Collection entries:
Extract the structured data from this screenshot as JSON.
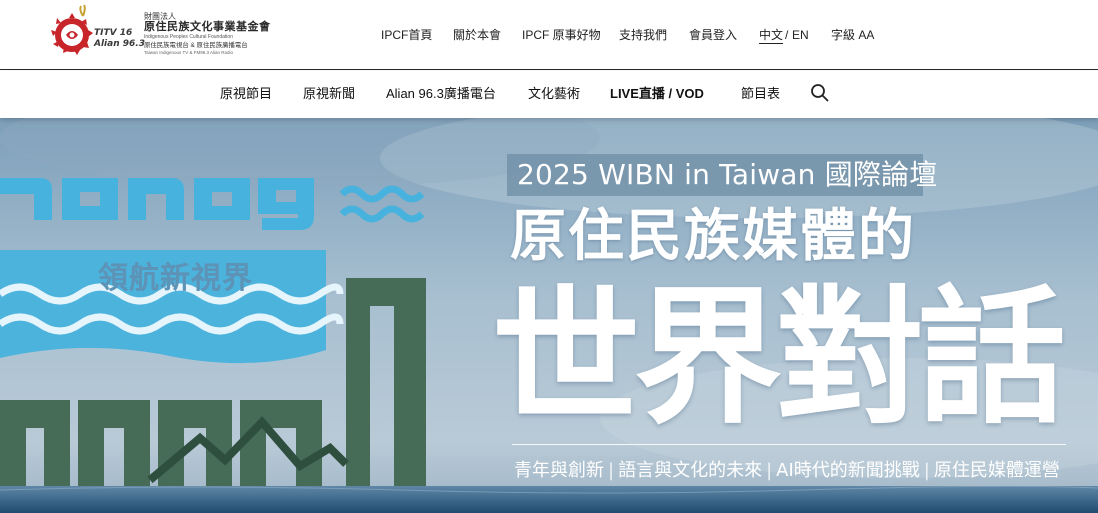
{
  "header": {
    "logo": {
      "sub_line1": "TITV 16",
      "sub_line2": "Alian 96.3",
      "line1": "財團法人",
      "line2": "原住民族文化事業基金會",
      "line3": "Indigenous Peoples Cultural Foundation",
      "line4": "原住民族電視台 & 原住民族廣播電台",
      "line5": "Taiwan Indigenous TV & FM96.3 Alian Radio"
    },
    "top_nav": [
      {
        "label": "IPCF首頁"
      },
      {
        "label": "關於本會"
      },
      {
        "label": "IPCF 原事好物"
      },
      {
        "label": "支持我們"
      },
      {
        "label": "會員登入"
      }
    ],
    "lang": {
      "zh": "中文",
      "sep": "/",
      "en": "EN"
    },
    "font_size": "字級 AA"
  },
  "main_nav": [
    {
      "label": "原視節目"
    },
    {
      "label": "原視新聞"
    },
    {
      "label": "Alian 96.3廣播電台"
    },
    {
      "label": "文化藝術"
    },
    {
      "label": "LIVE直播 / VOD"
    },
    {
      "label": "節目表"
    }
  ],
  "hero": {
    "event_tag": "2025 WIBN in Taiwan 國際論壇",
    "headline1": "原住民族媒體的",
    "headline2": "世界對話",
    "topics": [
      "青年與創新",
      "語言與文化的未來",
      "AI時代的新聞挑戰",
      "原住民媒體運營"
    ],
    "logo_chinese": "領航新視界",
    "colors": {
      "sky": "#9fb9cc",
      "sea": "#2f5e82",
      "logo_blue": "#4cb3dc",
      "logo_green": "#466c58"
    }
  }
}
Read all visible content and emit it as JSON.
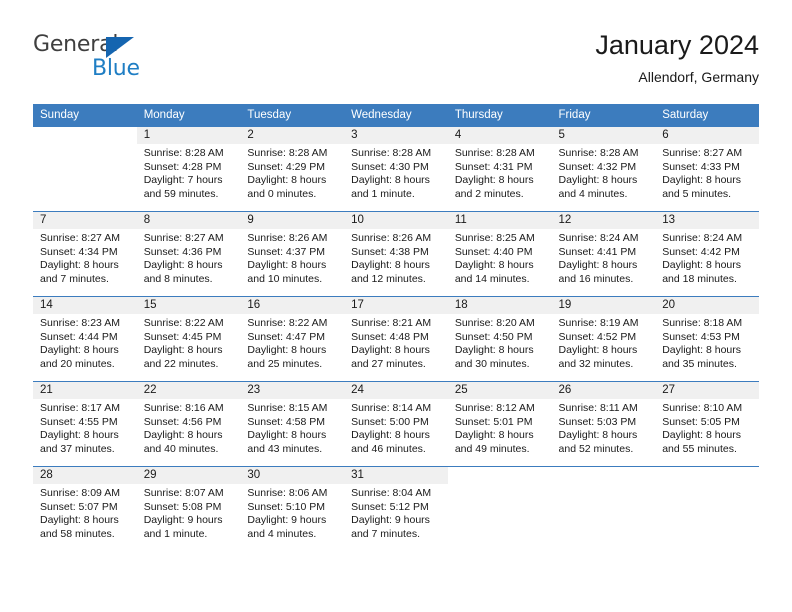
{
  "brand": {
    "name_part1": "General",
    "name_part2": "Blue",
    "accent_color": "#1f7ec4",
    "triangle_color": "#1565b0"
  },
  "header": {
    "title": "January 2024",
    "location": "Allendorf, Germany"
  },
  "calendar": {
    "header_bg": "#3c7cbe",
    "daynum_bg": "#f0f0f0",
    "weekdays": [
      "Sunday",
      "Monday",
      "Tuesday",
      "Wednesday",
      "Thursday",
      "Friday",
      "Saturday"
    ],
    "weeks": [
      [
        {
          "day": "",
          "sunrise": "",
          "sunset": "",
          "daylight": "",
          "daylight2": "",
          "blank": true
        },
        {
          "day": "1",
          "sunrise": "Sunrise: 8:28 AM",
          "sunset": "Sunset: 4:28 PM",
          "daylight": "Daylight: 7 hours",
          "daylight2": "and 59 minutes."
        },
        {
          "day": "2",
          "sunrise": "Sunrise: 8:28 AM",
          "sunset": "Sunset: 4:29 PM",
          "daylight": "Daylight: 8 hours",
          "daylight2": "and 0 minutes."
        },
        {
          "day": "3",
          "sunrise": "Sunrise: 8:28 AM",
          "sunset": "Sunset: 4:30 PM",
          "daylight": "Daylight: 8 hours",
          "daylight2": "and 1 minute."
        },
        {
          "day": "4",
          "sunrise": "Sunrise: 8:28 AM",
          "sunset": "Sunset: 4:31 PM",
          "daylight": "Daylight: 8 hours",
          "daylight2": "and 2 minutes."
        },
        {
          "day": "5",
          "sunrise": "Sunrise: 8:28 AM",
          "sunset": "Sunset: 4:32 PM",
          "daylight": "Daylight: 8 hours",
          "daylight2": "and 4 minutes."
        },
        {
          "day": "6",
          "sunrise": "Sunrise: 8:27 AM",
          "sunset": "Sunset: 4:33 PM",
          "daylight": "Daylight: 8 hours",
          "daylight2": "and 5 minutes."
        }
      ],
      [
        {
          "day": "7",
          "sunrise": "Sunrise: 8:27 AM",
          "sunset": "Sunset: 4:34 PM",
          "daylight": "Daylight: 8 hours",
          "daylight2": "and 7 minutes."
        },
        {
          "day": "8",
          "sunrise": "Sunrise: 8:27 AM",
          "sunset": "Sunset: 4:36 PM",
          "daylight": "Daylight: 8 hours",
          "daylight2": "and 8 minutes."
        },
        {
          "day": "9",
          "sunrise": "Sunrise: 8:26 AM",
          "sunset": "Sunset: 4:37 PM",
          "daylight": "Daylight: 8 hours",
          "daylight2": "and 10 minutes."
        },
        {
          "day": "10",
          "sunrise": "Sunrise: 8:26 AM",
          "sunset": "Sunset: 4:38 PM",
          "daylight": "Daylight: 8 hours",
          "daylight2": "and 12 minutes."
        },
        {
          "day": "11",
          "sunrise": "Sunrise: 8:25 AM",
          "sunset": "Sunset: 4:40 PM",
          "daylight": "Daylight: 8 hours",
          "daylight2": "and 14 minutes."
        },
        {
          "day": "12",
          "sunrise": "Sunrise: 8:24 AM",
          "sunset": "Sunset: 4:41 PM",
          "daylight": "Daylight: 8 hours",
          "daylight2": "and 16 minutes."
        },
        {
          "day": "13",
          "sunrise": "Sunrise: 8:24 AM",
          "sunset": "Sunset: 4:42 PM",
          "daylight": "Daylight: 8 hours",
          "daylight2": "and 18 minutes."
        }
      ],
      [
        {
          "day": "14",
          "sunrise": "Sunrise: 8:23 AM",
          "sunset": "Sunset: 4:44 PM",
          "daylight": "Daylight: 8 hours",
          "daylight2": "and 20 minutes."
        },
        {
          "day": "15",
          "sunrise": "Sunrise: 8:22 AM",
          "sunset": "Sunset: 4:45 PM",
          "daylight": "Daylight: 8 hours",
          "daylight2": "and 22 minutes."
        },
        {
          "day": "16",
          "sunrise": "Sunrise: 8:22 AM",
          "sunset": "Sunset: 4:47 PM",
          "daylight": "Daylight: 8 hours",
          "daylight2": "and 25 minutes."
        },
        {
          "day": "17",
          "sunrise": "Sunrise: 8:21 AM",
          "sunset": "Sunset: 4:48 PM",
          "daylight": "Daylight: 8 hours",
          "daylight2": "and 27 minutes."
        },
        {
          "day": "18",
          "sunrise": "Sunrise: 8:20 AM",
          "sunset": "Sunset: 4:50 PM",
          "daylight": "Daylight: 8 hours",
          "daylight2": "and 30 minutes."
        },
        {
          "day": "19",
          "sunrise": "Sunrise: 8:19 AM",
          "sunset": "Sunset: 4:52 PM",
          "daylight": "Daylight: 8 hours",
          "daylight2": "and 32 minutes."
        },
        {
          "day": "20",
          "sunrise": "Sunrise: 8:18 AM",
          "sunset": "Sunset: 4:53 PM",
          "daylight": "Daylight: 8 hours",
          "daylight2": "and 35 minutes."
        }
      ],
      [
        {
          "day": "21",
          "sunrise": "Sunrise: 8:17 AM",
          "sunset": "Sunset: 4:55 PM",
          "daylight": "Daylight: 8 hours",
          "daylight2": "and 37 minutes."
        },
        {
          "day": "22",
          "sunrise": "Sunrise: 8:16 AM",
          "sunset": "Sunset: 4:56 PM",
          "daylight": "Daylight: 8 hours",
          "daylight2": "and 40 minutes."
        },
        {
          "day": "23",
          "sunrise": "Sunrise: 8:15 AM",
          "sunset": "Sunset: 4:58 PM",
          "daylight": "Daylight: 8 hours",
          "daylight2": "and 43 minutes."
        },
        {
          "day": "24",
          "sunrise": "Sunrise: 8:14 AM",
          "sunset": "Sunset: 5:00 PM",
          "daylight": "Daylight: 8 hours",
          "daylight2": "and 46 minutes."
        },
        {
          "day": "25",
          "sunrise": "Sunrise: 8:12 AM",
          "sunset": "Sunset: 5:01 PM",
          "daylight": "Daylight: 8 hours",
          "daylight2": "and 49 minutes."
        },
        {
          "day": "26",
          "sunrise": "Sunrise: 8:11 AM",
          "sunset": "Sunset: 5:03 PM",
          "daylight": "Daylight: 8 hours",
          "daylight2": "and 52 minutes."
        },
        {
          "day": "27",
          "sunrise": "Sunrise: 8:10 AM",
          "sunset": "Sunset: 5:05 PM",
          "daylight": "Daylight: 8 hours",
          "daylight2": "and 55 minutes."
        }
      ],
      [
        {
          "day": "28",
          "sunrise": "Sunrise: 8:09 AM",
          "sunset": "Sunset: 5:07 PM",
          "daylight": "Daylight: 8 hours",
          "daylight2": "and 58 minutes."
        },
        {
          "day": "29",
          "sunrise": "Sunrise: 8:07 AM",
          "sunset": "Sunset: 5:08 PM",
          "daylight": "Daylight: 9 hours",
          "daylight2": "and 1 minute."
        },
        {
          "day": "30",
          "sunrise": "Sunrise: 8:06 AM",
          "sunset": "Sunset: 5:10 PM",
          "daylight": "Daylight: 9 hours",
          "daylight2": "and 4 minutes."
        },
        {
          "day": "31",
          "sunrise": "Sunrise: 8:04 AM",
          "sunset": "Sunset: 5:12 PM",
          "daylight": "Daylight: 9 hours",
          "daylight2": "and 7 minutes."
        },
        {
          "day": "",
          "sunrise": "",
          "sunset": "",
          "daylight": "",
          "daylight2": "",
          "blank": true
        },
        {
          "day": "",
          "sunrise": "",
          "sunset": "",
          "daylight": "",
          "daylight2": "",
          "blank": true
        },
        {
          "day": "",
          "sunrise": "",
          "sunset": "",
          "daylight": "",
          "daylight2": "",
          "blank": true
        }
      ]
    ]
  }
}
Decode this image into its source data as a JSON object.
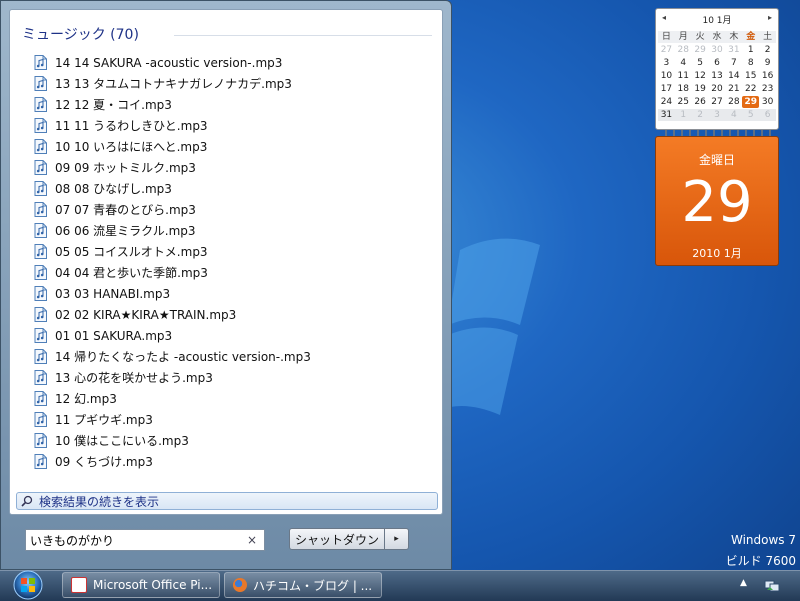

# [Problem]
Your answer should be a single number: the count of lines in the material above that contain "Indigenous".

# [Result]
2